Figure dataset records

━━━━━━━━━━━━━━━━━━━━━━━━━━━━━━

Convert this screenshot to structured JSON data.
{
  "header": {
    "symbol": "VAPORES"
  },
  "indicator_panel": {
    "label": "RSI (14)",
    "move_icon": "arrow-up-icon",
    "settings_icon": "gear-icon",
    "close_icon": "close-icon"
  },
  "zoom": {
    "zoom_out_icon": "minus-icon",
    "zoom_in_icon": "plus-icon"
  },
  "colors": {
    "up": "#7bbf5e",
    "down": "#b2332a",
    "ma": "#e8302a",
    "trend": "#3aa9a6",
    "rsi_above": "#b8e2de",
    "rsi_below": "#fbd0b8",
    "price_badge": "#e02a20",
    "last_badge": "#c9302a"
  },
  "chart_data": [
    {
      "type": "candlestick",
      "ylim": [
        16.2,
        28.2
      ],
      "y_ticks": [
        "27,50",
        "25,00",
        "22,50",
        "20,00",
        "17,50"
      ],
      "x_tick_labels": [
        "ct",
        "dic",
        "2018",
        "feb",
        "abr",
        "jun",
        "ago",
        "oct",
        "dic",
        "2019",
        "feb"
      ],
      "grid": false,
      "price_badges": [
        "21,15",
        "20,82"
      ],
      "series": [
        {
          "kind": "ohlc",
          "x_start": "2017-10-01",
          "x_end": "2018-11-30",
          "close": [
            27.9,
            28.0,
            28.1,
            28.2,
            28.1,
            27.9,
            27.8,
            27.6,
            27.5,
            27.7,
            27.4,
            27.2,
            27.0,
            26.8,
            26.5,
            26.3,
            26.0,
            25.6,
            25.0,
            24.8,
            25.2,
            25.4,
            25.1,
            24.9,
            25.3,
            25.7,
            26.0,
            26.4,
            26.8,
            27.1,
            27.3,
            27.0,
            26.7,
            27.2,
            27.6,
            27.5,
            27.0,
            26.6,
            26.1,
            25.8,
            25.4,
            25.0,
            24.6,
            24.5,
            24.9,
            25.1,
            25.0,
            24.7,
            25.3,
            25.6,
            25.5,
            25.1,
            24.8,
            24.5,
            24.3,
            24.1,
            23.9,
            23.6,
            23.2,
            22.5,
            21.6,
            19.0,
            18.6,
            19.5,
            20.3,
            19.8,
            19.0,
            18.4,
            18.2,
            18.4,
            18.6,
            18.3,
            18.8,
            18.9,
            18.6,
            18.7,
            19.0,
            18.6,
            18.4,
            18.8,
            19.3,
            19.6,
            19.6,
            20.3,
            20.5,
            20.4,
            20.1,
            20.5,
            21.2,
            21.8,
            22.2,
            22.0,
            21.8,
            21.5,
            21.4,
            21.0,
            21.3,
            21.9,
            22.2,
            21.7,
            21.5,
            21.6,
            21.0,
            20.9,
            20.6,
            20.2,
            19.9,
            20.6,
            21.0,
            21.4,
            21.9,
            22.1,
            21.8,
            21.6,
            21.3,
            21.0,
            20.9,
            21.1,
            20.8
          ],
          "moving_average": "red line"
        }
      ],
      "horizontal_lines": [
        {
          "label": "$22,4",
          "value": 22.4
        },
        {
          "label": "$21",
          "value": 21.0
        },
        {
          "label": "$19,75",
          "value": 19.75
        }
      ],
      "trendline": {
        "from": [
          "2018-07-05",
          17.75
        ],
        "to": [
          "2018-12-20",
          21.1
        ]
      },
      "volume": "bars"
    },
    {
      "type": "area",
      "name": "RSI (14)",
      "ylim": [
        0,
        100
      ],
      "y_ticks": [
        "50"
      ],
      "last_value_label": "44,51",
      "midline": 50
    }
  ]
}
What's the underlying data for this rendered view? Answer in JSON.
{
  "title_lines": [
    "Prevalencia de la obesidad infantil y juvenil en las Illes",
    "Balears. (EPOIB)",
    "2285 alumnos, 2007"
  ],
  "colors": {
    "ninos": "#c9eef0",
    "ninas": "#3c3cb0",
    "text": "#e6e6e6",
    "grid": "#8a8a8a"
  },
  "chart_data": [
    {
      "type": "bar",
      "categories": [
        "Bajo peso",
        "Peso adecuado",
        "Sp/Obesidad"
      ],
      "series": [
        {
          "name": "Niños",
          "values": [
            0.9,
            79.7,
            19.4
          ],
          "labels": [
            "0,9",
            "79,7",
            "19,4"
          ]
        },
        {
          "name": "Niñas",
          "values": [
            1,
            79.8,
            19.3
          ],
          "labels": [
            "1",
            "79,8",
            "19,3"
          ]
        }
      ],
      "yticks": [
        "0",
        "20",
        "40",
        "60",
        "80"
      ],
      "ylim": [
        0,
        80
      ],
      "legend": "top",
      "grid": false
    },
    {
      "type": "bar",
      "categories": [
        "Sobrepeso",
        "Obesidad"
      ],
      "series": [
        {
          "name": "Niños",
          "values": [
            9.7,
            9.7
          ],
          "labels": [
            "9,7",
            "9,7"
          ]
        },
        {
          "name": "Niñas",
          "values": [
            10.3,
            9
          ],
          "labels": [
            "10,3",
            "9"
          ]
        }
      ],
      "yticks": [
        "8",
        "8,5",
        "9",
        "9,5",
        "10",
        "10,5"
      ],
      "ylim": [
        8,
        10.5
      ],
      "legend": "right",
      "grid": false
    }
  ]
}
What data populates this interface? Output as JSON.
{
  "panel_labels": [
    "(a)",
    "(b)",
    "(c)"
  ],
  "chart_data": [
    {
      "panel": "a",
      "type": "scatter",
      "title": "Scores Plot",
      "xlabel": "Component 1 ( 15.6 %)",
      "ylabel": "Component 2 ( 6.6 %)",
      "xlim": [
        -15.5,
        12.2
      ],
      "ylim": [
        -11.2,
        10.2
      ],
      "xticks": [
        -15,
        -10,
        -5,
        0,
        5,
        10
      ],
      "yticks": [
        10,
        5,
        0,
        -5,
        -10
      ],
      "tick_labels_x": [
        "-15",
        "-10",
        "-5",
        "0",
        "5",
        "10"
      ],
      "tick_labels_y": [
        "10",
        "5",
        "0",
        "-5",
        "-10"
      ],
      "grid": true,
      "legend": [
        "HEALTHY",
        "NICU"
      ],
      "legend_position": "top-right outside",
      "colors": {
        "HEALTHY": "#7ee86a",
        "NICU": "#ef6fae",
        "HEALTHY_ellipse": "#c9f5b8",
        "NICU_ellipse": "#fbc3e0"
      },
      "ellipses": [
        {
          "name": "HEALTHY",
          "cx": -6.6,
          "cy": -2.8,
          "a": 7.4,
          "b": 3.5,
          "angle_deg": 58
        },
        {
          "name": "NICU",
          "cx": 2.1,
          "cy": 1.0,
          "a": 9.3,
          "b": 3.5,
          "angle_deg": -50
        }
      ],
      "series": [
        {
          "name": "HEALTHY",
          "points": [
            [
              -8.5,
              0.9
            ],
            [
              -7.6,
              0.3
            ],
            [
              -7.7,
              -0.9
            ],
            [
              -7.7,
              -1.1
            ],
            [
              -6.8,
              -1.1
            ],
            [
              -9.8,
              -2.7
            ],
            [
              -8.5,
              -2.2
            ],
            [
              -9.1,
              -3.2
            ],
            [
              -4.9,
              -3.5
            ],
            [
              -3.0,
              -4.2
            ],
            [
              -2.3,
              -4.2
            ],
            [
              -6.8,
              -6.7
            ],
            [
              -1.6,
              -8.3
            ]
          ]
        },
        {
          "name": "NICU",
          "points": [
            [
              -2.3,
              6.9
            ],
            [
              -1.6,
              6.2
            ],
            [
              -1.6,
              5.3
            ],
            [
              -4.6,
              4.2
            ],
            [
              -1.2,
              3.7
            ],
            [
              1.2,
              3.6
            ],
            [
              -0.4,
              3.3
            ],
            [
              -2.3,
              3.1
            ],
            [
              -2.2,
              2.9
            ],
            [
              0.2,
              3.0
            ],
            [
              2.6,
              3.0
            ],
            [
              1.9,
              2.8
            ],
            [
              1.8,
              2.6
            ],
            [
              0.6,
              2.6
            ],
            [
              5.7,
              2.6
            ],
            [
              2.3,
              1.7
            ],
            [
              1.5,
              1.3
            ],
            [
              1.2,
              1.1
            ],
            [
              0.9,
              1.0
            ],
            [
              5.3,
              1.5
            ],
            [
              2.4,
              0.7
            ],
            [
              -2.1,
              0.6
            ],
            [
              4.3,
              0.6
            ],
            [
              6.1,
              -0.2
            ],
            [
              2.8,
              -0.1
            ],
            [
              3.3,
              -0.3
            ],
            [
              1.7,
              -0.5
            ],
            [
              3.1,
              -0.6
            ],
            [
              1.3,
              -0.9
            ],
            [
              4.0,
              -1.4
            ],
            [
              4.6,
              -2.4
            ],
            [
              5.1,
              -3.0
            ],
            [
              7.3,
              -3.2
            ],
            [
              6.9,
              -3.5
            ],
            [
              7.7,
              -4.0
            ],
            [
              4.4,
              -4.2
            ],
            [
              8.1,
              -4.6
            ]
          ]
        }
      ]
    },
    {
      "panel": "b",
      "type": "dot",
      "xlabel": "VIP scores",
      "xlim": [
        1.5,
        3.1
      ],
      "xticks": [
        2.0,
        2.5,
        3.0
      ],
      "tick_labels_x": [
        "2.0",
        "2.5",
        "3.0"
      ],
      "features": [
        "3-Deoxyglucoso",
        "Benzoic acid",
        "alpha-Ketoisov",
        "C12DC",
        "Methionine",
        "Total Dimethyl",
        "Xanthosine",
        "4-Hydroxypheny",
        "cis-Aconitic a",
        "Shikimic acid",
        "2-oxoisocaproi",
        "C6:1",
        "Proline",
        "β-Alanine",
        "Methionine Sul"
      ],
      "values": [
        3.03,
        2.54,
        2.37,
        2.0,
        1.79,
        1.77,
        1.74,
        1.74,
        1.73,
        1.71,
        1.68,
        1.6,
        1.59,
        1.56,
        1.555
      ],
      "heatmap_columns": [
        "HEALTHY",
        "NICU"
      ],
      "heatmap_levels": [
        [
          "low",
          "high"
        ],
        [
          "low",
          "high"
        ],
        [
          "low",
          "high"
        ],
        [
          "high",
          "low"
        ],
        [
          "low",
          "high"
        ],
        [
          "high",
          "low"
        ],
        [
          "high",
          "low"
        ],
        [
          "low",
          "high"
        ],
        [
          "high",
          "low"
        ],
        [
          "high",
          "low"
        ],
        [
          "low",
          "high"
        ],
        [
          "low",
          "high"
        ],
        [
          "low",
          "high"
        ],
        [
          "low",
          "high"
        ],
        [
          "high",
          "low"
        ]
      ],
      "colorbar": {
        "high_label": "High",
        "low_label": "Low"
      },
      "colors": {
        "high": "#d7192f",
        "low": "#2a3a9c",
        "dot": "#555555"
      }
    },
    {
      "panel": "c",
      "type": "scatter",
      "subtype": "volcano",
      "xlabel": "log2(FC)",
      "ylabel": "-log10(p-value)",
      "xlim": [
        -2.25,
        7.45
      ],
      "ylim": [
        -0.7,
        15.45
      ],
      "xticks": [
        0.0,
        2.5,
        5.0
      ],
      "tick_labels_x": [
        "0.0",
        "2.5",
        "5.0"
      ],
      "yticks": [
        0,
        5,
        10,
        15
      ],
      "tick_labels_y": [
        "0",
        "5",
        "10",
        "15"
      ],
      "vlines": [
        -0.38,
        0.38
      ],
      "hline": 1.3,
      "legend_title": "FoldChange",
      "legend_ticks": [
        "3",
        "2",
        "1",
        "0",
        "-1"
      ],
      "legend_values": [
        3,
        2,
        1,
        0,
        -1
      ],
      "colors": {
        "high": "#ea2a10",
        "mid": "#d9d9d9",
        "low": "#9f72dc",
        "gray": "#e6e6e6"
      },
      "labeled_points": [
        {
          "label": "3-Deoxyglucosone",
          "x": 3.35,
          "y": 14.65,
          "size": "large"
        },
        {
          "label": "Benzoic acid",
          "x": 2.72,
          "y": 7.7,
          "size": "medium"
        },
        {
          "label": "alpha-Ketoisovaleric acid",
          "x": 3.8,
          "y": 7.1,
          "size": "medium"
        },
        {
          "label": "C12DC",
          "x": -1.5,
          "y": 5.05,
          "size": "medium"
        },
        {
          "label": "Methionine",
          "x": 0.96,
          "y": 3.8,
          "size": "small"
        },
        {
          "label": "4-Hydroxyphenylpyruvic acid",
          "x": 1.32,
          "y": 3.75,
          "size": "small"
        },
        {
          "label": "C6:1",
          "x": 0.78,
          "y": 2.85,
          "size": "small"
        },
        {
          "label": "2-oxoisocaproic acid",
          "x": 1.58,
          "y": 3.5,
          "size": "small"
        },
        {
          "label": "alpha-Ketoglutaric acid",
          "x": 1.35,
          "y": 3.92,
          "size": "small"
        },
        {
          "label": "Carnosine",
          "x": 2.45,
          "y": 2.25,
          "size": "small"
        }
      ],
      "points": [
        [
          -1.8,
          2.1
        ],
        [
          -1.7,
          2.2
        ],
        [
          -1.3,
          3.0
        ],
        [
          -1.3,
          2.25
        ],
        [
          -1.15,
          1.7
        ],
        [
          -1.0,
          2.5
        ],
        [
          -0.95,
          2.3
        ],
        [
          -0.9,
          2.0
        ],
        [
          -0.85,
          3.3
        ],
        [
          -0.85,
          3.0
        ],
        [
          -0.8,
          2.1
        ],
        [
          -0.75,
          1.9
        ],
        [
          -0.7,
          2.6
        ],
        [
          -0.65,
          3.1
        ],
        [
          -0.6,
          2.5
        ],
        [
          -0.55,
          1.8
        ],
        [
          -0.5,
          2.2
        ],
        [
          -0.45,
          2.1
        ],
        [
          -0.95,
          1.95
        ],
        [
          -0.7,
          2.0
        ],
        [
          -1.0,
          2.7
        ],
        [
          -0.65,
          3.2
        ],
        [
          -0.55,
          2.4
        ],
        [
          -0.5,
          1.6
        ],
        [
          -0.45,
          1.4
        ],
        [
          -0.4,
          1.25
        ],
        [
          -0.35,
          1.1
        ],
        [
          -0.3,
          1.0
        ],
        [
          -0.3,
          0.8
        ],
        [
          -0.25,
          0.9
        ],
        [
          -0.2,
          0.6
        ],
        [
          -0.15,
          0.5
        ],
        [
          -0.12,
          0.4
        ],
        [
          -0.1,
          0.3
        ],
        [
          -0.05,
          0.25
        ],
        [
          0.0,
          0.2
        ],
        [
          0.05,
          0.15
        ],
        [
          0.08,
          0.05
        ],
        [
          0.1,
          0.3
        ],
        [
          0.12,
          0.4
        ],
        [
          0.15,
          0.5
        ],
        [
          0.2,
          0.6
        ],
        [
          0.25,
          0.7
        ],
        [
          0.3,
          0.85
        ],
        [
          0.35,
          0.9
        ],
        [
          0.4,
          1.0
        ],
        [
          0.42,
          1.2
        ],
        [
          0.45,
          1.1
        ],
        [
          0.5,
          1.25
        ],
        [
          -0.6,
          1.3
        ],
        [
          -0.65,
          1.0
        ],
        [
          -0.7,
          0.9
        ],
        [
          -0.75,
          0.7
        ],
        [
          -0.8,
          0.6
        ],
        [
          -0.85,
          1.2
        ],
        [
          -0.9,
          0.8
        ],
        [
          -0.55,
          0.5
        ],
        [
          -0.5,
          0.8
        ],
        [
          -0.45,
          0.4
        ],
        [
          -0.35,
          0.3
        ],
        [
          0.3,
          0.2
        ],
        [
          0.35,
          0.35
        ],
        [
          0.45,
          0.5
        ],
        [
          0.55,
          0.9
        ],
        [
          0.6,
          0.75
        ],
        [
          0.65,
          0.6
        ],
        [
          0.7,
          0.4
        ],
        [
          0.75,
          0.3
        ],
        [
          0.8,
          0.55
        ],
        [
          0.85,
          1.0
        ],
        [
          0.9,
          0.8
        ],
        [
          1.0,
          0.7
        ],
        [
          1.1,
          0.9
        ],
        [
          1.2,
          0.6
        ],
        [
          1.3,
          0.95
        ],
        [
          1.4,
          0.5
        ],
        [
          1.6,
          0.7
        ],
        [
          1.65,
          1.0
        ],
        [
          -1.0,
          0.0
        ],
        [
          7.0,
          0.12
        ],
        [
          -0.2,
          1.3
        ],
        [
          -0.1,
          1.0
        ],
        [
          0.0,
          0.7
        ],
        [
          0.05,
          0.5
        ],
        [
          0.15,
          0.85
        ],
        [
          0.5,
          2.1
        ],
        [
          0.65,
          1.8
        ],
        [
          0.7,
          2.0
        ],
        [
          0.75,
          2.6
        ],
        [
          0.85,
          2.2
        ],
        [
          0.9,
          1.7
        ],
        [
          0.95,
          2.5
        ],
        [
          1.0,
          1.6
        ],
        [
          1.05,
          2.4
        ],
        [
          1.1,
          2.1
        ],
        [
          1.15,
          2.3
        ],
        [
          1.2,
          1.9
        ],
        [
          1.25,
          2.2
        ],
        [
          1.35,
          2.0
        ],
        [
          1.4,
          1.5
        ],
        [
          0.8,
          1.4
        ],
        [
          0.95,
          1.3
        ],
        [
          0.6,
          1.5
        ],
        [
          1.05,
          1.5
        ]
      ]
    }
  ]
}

━━━━━━━━━━━━━━━━━━━━━━━━━━━━━━

» STATED PROBLEM
Copy every single line of the material above that holds "Methionine".

» EXERCISE OUTPUT
        "Methionine",
        "Methionine Sul"
          "label": "Methionine",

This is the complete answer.